RECORDS SHOWN:
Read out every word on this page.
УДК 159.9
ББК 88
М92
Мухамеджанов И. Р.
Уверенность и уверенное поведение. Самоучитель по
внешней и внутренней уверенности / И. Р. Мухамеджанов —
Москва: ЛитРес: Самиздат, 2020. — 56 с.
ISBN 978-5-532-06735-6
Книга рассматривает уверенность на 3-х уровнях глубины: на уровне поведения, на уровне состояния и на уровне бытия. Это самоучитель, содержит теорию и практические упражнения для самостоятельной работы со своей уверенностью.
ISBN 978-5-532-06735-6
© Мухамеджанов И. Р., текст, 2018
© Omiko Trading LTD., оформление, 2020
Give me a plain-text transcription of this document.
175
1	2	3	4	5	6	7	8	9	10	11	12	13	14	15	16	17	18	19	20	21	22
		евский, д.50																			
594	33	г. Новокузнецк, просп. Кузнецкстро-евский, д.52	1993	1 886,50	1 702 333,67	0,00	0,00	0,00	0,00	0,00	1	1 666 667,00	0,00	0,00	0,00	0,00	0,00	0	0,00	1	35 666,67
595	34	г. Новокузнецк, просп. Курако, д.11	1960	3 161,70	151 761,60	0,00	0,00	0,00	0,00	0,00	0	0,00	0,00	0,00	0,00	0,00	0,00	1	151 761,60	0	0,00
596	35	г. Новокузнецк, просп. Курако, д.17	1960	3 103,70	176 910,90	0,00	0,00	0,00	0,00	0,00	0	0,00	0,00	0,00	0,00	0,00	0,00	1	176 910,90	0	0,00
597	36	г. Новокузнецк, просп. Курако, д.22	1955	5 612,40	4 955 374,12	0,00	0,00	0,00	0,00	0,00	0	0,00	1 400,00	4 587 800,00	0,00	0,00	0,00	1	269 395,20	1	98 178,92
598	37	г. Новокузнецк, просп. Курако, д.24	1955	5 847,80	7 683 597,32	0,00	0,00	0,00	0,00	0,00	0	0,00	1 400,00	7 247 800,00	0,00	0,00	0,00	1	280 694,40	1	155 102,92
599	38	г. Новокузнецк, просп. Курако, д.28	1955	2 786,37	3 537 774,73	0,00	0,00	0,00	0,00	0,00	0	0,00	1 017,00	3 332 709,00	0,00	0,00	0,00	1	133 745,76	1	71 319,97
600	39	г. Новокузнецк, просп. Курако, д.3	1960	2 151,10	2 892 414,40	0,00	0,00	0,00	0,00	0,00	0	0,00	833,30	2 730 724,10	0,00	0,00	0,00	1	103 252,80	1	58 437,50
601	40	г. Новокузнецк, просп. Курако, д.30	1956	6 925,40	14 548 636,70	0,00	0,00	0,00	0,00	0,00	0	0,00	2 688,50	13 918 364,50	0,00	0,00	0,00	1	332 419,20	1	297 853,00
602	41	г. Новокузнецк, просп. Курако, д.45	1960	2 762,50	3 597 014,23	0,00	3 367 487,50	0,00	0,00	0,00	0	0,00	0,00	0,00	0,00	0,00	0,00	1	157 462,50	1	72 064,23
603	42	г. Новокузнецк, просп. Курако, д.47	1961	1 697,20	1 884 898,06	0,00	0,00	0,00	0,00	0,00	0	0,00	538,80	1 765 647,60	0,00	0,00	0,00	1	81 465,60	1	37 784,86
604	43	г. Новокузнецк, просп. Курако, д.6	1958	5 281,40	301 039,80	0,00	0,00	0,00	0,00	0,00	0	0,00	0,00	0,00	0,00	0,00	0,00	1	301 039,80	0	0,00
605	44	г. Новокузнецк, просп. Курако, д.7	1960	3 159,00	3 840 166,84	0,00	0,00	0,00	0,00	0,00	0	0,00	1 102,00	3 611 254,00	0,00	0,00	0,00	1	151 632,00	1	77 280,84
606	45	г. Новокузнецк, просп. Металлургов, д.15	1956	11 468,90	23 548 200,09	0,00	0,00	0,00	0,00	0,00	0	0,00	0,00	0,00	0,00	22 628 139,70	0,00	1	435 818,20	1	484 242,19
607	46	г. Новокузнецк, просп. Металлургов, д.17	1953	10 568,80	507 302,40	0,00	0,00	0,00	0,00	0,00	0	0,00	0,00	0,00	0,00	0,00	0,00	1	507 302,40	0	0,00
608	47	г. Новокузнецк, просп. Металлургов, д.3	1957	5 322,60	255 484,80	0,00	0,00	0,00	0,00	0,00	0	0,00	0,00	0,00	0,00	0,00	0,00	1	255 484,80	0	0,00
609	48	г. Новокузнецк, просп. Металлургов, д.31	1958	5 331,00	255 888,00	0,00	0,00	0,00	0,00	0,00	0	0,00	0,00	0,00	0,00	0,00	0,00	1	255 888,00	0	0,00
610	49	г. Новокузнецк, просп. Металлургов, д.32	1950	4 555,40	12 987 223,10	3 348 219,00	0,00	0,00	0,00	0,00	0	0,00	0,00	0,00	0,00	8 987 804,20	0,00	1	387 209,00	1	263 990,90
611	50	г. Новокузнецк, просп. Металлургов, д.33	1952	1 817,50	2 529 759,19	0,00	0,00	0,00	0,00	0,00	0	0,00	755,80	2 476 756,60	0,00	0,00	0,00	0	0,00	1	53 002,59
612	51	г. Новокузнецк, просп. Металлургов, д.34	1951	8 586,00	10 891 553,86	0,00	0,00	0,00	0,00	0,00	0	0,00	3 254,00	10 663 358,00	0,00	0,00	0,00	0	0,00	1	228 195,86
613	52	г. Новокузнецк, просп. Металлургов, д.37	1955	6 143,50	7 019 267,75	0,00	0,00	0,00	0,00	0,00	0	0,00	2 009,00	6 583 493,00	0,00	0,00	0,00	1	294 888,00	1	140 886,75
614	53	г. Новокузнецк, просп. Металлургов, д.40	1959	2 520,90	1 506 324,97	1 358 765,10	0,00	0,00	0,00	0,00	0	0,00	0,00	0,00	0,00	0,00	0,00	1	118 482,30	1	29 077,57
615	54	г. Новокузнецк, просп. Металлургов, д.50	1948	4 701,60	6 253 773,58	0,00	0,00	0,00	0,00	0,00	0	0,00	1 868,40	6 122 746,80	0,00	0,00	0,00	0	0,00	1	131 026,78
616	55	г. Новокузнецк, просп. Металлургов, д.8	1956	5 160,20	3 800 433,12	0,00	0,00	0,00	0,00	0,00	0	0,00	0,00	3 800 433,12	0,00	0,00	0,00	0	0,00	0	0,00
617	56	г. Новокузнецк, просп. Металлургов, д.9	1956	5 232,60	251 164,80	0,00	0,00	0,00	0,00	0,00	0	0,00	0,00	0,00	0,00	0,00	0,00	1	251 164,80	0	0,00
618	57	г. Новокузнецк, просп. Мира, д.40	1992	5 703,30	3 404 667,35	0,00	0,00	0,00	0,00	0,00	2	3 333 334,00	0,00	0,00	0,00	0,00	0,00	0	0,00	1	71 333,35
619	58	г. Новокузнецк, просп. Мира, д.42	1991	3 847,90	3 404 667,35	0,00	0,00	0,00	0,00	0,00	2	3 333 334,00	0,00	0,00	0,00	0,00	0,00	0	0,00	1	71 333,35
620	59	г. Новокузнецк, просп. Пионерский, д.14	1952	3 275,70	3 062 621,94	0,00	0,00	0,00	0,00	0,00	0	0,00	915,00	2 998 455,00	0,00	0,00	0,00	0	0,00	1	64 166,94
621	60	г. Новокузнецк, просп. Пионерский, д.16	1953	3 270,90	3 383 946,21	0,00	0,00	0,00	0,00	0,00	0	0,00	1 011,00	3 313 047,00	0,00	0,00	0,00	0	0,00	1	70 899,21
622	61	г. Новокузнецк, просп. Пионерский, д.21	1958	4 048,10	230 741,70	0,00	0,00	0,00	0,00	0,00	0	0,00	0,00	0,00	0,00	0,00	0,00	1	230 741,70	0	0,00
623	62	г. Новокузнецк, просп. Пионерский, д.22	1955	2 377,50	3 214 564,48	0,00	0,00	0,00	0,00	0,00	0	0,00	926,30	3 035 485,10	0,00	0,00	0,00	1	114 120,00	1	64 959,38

PROMPT: Locate all lines that include the word "this" and copy them out.

SOLVED EXERCISE:
Read out every word on this page.
Give me a plain-text transcription of this document.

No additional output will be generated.